• _Brief_:
Below is a block of records. Copy every line in it that contains the word "name".

________________________

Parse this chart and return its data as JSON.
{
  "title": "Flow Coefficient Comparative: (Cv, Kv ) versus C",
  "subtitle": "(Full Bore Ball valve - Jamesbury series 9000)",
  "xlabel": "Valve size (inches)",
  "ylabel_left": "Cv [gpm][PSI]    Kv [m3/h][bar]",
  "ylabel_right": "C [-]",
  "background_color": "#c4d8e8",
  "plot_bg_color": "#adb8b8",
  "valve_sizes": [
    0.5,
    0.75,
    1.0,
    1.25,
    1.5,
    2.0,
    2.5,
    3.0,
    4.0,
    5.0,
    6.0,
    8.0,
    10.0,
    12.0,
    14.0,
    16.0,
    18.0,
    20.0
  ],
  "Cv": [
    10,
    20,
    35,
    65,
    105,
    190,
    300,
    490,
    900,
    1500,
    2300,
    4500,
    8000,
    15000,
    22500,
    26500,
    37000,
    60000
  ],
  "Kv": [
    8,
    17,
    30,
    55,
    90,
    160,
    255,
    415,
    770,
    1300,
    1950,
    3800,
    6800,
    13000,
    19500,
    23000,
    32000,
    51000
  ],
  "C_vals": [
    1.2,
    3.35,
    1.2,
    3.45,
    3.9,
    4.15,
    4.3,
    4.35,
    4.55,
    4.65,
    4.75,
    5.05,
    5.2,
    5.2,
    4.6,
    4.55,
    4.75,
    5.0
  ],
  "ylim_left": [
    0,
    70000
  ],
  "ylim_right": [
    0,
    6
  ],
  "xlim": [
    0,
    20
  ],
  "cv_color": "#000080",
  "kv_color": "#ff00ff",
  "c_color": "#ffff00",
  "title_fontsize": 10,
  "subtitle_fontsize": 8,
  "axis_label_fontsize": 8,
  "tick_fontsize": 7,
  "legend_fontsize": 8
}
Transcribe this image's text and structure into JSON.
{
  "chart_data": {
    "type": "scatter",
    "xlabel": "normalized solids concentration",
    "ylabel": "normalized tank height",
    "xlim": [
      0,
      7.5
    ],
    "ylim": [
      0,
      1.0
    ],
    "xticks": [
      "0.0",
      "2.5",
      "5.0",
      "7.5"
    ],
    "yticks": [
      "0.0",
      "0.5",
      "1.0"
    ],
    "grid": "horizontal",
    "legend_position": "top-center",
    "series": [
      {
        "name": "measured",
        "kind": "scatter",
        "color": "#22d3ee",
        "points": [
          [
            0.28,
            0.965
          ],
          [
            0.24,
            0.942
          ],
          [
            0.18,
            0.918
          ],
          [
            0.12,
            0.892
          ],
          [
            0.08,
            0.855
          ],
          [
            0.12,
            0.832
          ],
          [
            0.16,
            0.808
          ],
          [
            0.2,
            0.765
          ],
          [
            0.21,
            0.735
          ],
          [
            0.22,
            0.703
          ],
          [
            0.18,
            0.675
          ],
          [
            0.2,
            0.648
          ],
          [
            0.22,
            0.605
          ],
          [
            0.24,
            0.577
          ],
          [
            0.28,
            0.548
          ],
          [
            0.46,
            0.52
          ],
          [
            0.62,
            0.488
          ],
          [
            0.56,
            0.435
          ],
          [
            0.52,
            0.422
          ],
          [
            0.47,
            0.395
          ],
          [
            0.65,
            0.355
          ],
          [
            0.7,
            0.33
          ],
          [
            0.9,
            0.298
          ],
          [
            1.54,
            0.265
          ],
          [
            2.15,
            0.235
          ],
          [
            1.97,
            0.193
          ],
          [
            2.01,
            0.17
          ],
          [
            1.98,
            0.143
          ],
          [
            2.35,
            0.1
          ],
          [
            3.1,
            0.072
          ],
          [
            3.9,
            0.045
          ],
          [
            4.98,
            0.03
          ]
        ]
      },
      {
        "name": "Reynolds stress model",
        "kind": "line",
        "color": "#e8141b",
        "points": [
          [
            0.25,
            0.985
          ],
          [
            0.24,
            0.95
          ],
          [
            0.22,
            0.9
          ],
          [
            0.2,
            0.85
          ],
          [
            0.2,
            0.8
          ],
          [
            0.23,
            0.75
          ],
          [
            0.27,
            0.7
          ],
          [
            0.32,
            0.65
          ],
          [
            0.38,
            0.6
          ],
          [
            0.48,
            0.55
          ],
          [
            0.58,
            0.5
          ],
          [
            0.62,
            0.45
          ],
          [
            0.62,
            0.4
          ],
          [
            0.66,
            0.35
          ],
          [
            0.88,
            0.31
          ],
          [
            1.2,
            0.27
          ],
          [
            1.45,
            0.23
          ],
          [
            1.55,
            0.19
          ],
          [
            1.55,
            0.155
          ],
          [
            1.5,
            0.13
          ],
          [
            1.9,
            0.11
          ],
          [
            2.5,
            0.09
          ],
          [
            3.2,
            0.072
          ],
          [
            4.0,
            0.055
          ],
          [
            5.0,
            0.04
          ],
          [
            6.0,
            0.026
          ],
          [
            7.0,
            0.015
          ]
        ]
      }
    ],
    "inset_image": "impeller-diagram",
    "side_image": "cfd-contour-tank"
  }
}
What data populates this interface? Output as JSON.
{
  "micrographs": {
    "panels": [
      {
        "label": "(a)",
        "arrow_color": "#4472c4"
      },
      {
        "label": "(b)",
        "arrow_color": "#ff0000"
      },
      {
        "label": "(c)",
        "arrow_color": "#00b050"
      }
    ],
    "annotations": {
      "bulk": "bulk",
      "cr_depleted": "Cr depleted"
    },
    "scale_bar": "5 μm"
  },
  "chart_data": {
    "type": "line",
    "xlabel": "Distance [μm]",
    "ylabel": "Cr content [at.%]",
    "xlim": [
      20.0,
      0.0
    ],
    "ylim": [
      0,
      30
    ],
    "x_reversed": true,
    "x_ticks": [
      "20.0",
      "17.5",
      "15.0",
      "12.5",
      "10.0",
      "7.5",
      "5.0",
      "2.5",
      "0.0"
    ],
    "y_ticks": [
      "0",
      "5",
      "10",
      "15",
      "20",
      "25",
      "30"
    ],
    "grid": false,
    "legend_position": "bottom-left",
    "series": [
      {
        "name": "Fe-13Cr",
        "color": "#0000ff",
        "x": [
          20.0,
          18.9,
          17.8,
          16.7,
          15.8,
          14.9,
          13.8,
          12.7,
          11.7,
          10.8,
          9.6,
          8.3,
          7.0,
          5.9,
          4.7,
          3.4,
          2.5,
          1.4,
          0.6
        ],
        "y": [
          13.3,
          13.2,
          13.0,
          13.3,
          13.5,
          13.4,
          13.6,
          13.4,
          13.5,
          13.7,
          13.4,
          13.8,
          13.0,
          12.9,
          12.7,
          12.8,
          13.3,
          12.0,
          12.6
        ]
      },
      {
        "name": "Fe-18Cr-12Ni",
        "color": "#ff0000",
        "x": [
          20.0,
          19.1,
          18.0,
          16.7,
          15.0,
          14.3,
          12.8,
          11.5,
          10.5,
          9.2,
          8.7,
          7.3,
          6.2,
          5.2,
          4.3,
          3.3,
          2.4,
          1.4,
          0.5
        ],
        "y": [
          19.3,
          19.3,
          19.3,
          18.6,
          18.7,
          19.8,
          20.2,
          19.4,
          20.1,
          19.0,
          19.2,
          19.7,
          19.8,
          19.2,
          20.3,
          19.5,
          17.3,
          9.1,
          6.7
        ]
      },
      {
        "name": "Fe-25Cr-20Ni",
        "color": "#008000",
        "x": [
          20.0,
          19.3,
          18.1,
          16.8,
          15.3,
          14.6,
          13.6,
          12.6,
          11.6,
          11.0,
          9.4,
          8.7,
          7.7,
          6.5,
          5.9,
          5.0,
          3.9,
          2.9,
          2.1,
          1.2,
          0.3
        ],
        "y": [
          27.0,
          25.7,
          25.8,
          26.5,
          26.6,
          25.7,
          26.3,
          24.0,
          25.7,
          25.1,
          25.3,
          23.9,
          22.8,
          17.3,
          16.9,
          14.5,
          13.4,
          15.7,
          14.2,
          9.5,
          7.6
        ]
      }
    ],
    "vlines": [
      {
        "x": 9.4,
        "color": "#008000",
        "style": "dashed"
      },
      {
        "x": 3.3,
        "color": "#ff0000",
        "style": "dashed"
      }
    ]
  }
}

________________________

• _Answer to the problem_:
        "name": "measured",
        "name": "Reynolds stress model",
        "name": "Fe-13Cr",
        "name": "Fe-18Cr-12Ni",
        "name": "Fe-25Cr-20Ni",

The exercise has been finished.